_Stated task_:
Tally how many lines of these entries hold the string "title". Return the number alone.

******

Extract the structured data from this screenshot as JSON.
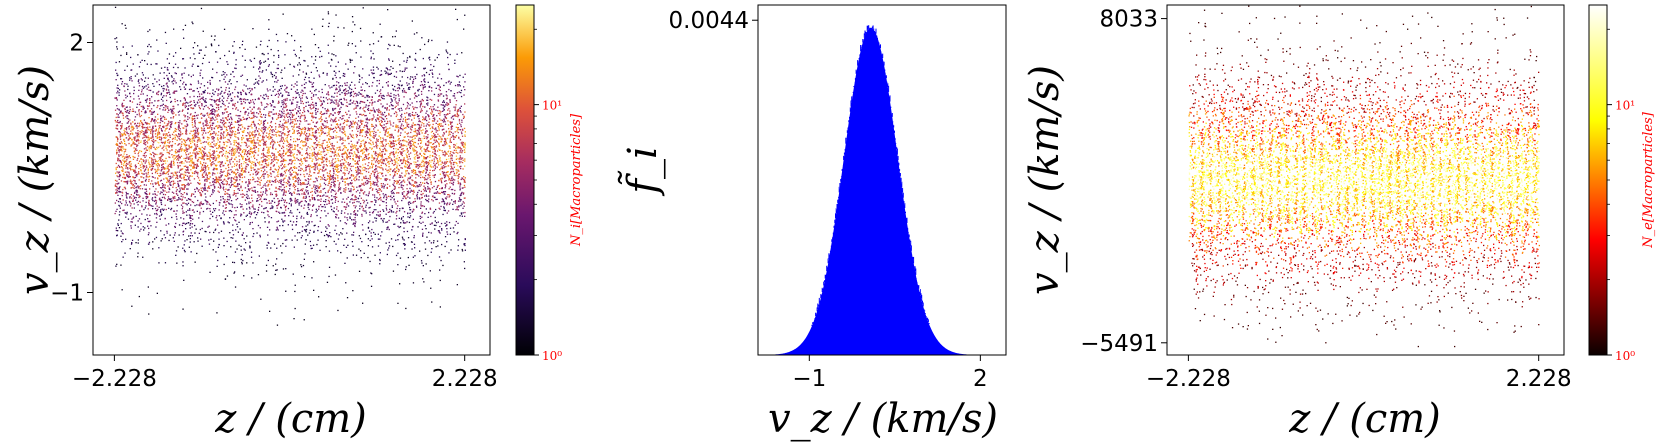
{
  "chart_data": [
    {
      "type": "heatmap",
      "subtype": "phase-space scatter (ions)",
      "xlabel": "z / (cm)",
      "ylabel": "v_z / (km/s)",
      "x_ticks": [
        -2.228,
        2.228
      ],
      "y_ticks": [
        -1,
        2
      ],
      "x_tick_labels": [
        "−2.228",
        "2.228"
      ],
      "y_tick_labels": [
        "−1",
        "2"
      ],
      "xlim": [
        -2.5,
        2.55
      ],
      "ylim": [
        -1.75,
        2.45
      ],
      "distribution": {
        "center": 0.7,
        "sigma": 0.55,
        "vertical_striations": 41
      },
      "colormap": "inferno",
      "colorbar": {
        "label": "N_i[Macroparticles]",
        "scale": "log",
        "range": [
          1,
          25
        ],
        "ticks": [
          1,
          10
        ],
        "tick_labels": [
          "10⁰",
          "10¹"
        ]
      },
      "grid": false
    },
    {
      "type": "area",
      "subtype": "histogram (ion velocity distribution)",
      "xlabel": "v_z / (km/s)",
      "ylabel": "f̃_i",
      "x_ticks": [
        -1,
        2
      ],
      "x_tick_labels": [
        "−1",
        "2"
      ],
      "y_ticks": [
        0.0044
      ],
      "y_tick_labels": [
        "0.0044"
      ],
      "xlim": [
        -1.9,
        2.45
      ],
      "ylim": [
        0,
        0.0046
      ],
      "peak": {
        "v": 0.08,
        "value": 0.0043
      },
      "sigma": 0.47,
      "x": [
        -1.6,
        -1.2,
        -0.8,
        -0.4,
        0.0,
        0.08,
        0.4,
        0.8,
        1.2,
        1.6,
        2.0
      ],
      "y": [
        0.0,
        3e-05,
        0.0006,
        0.0025,
        0.0042,
        0.0043,
        0.0033,
        0.0011,
        0.00015,
        1e-05,
        0.0
      ],
      "color": "#0000ff",
      "grid": false
    },
    {
      "type": "heatmap",
      "subtype": "phase-space scatter (electrons)",
      "xlabel": "z / (cm)",
      "ylabel": "v_z / (km/s)",
      "x_ticks": [
        -2.228,
        2.228
      ],
      "y_ticks": [
        -5491,
        8033
      ],
      "x_tick_labels": [
        "−2.228",
        "2.228"
      ],
      "y_tick_labels": [
        "−5491",
        "8033"
      ],
      "xlim": [
        -2.5,
        2.55
      ],
      "ylim": [
        -6000,
        8600
      ],
      "distribution": {
        "center": 1300,
        "sigma": 2200,
        "vertical_striations": 41
      },
      "colormap": "hot",
      "colorbar": {
        "label": "N_e[Macroparticles]",
        "scale": "log",
        "range": [
          1,
          25
        ],
        "ticks": [
          1,
          10
        ],
        "tick_labels": [
          "10⁰",
          "10¹"
        ]
      },
      "grid": false
    }
  ]
}
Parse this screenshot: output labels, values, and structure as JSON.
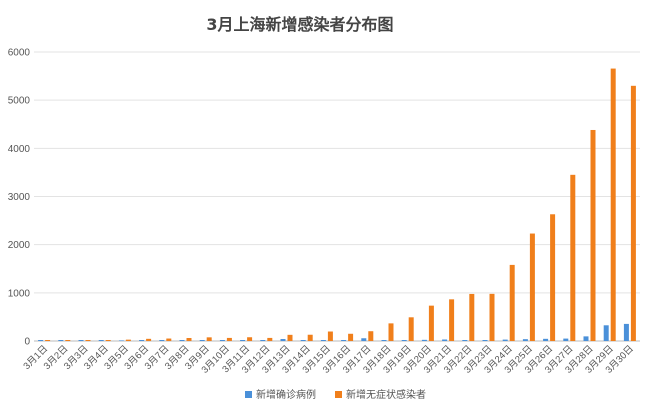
{
  "chart_data": {
    "type": "bar",
    "title": "3月上海新增感染者分布图",
    "xlabel": "",
    "ylabel": "",
    "ylim": [
      0,
      6000
    ],
    "yticks": [
      "0",
      "1000",
      "2000",
      "3000",
      "4000",
      "5000",
      "6000"
    ],
    "categories": [
      "3月1日",
      "3月2日",
      "3月3日",
      "3月4日",
      "3月5日",
      "3月6日",
      "3月7日",
      "3月8日",
      "3月9日",
      "3月10日",
      "3月11日",
      "3月12日",
      "3月13日",
      "3月14日",
      "3月15日",
      "3月16日",
      "3月17日",
      "3月18日",
      "3月19日",
      "3月20日",
      "3月21日",
      "3月22日",
      "3月23日",
      "3月24日",
      "3月25日",
      "3月26日",
      "3月27日",
      "3月28日",
      "3月29日",
      "3月30日"
    ],
    "series": [
      {
        "name": "新增确诊病例",
        "color": "#4a90d9",
        "values": [
          2,
          3,
          3,
          3,
          0,
          3,
          4,
          3,
          4,
          11,
          5,
          1,
          41,
          9,
          5,
          8,
          57,
          8,
          17,
          24,
          31,
          4,
          4,
          29,
          38,
          45,
          50,
          96,
          326,
          355
        ]
      },
      {
        "name": "新增无症状感染者",
        "color": "#f07f1b",
        "values": [
          1,
          5,
          14,
          16,
          28,
          45,
          51,
          62,
          76,
          64,
          78,
          64,
          128,
          130,
          197,
          150,
          203,
          366,
          492,
          734,
          865,
          977,
          979,
          1580,
          2231,
          2631,
          3450,
          4381,
          5656,
          5298
        ]
      }
    ],
    "grid": true,
    "legend_position": "bottom"
  }
}
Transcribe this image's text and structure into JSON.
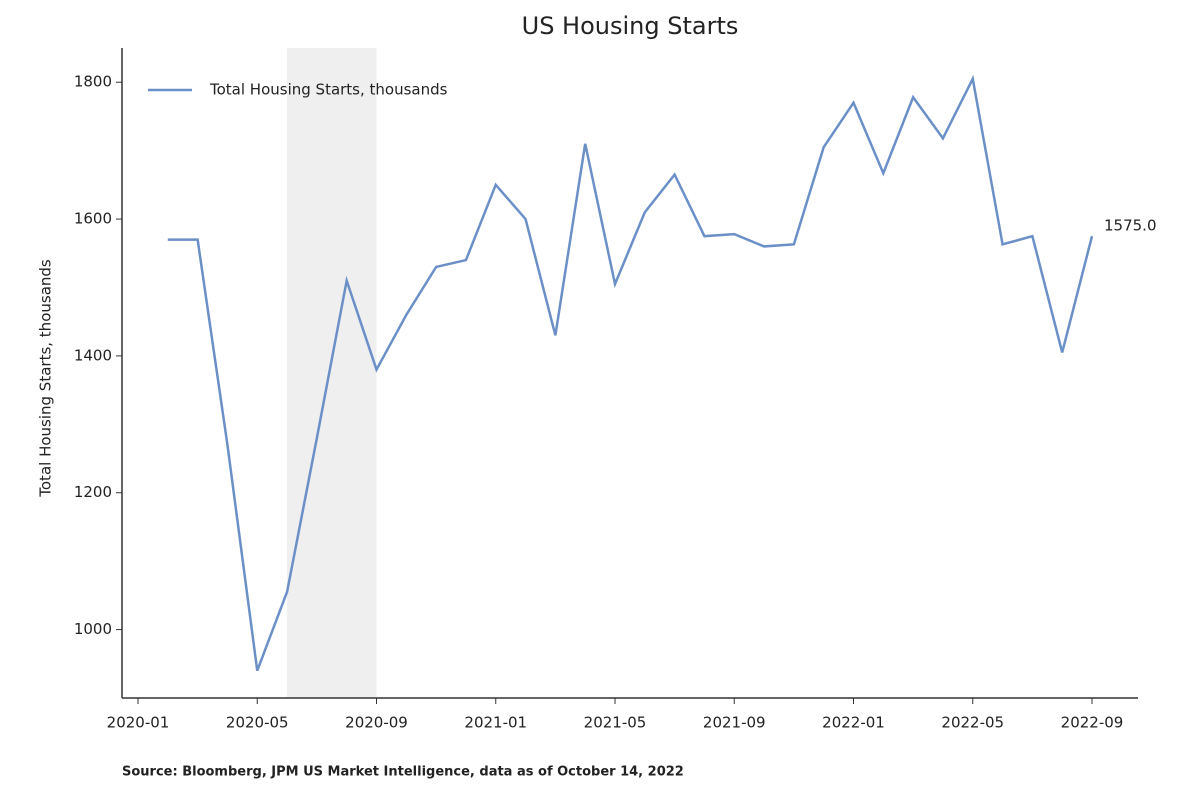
{
  "chart_data": {
    "type": "line",
    "title": "US Housing Starts",
    "y_label": "Total Housing Starts, thousands",
    "source": "Source: Bloomberg, JPM US Market Intelligence, data as of October 14, 2022",
    "x": [
      "2020-02",
      "2020-03",
      "2020-04",
      "2020-05",
      "2020-06",
      "2020-07",
      "2020-08",
      "2020-09",
      "2020-10",
      "2020-11",
      "2020-12",
      "2021-01",
      "2021-02",
      "2021-03",
      "2021-04",
      "2021-05",
      "2021-06",
      "2021-07",
      "2021-08",
      "2021-09",
      "2021-10",
      "2021-11",
      "2021-12",
      "2022-01",
      "2022-02",
      "2022-03",
      "2022-04",
      "2022-05",
      "2022-06",
      "2022-07",
      "2022-08",
      "2022-09"
    ],
    "series": [
      {
        "name": "Total Housing Starts, thousands",
        "color": "#6b8fc7",
        "values": [
          1570,
          1570,
          1270,
          940,
          1055,
          1280,
          1510,
          1380,
          1460,
          1530,
          1540,
          1650,
          1600,
          1430,
          1710,
          1505,
          1610,
          1665,
          1575,
          1578,
          1560,
          1563,
          1705,
          1770,
          1667,
          1778,
          1718,
          1805,
          1563,
          1575,
          1405,
          1575
        ],
        "value_labels": [
          null,
          null,
          null,
          null,
          null,
          null,
          null,
          null,
          null,
          null,
          null,
          null,
          null,
          null,
          null,
          null,
          null,
          null,
          null,
          null,
          null,
          null,
          null,
          null,
          null,
          null,
          null,
          null,
          null,
          null,
          null,
          "1575.0"
        ]
      }
    ],
    "xticks": [
      "2020-01",
      "2020-05",
      "2020-09",
      "2021-01",
      "2021-05",
      "2021-09",
      "2022-01",
      "2022-05",
      "2022-09"
    ],
    "ylim": [
      900,
      1850
    ],
    "yticks": [
      1000,
      1200,
      1400,
      1600,
      1800
    ],
    "shaded_span": [
      "2020-06",
      "2020-09"
    ],
    "legend": "upper left",
    "grid": false
  }
}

******

_In response_:
2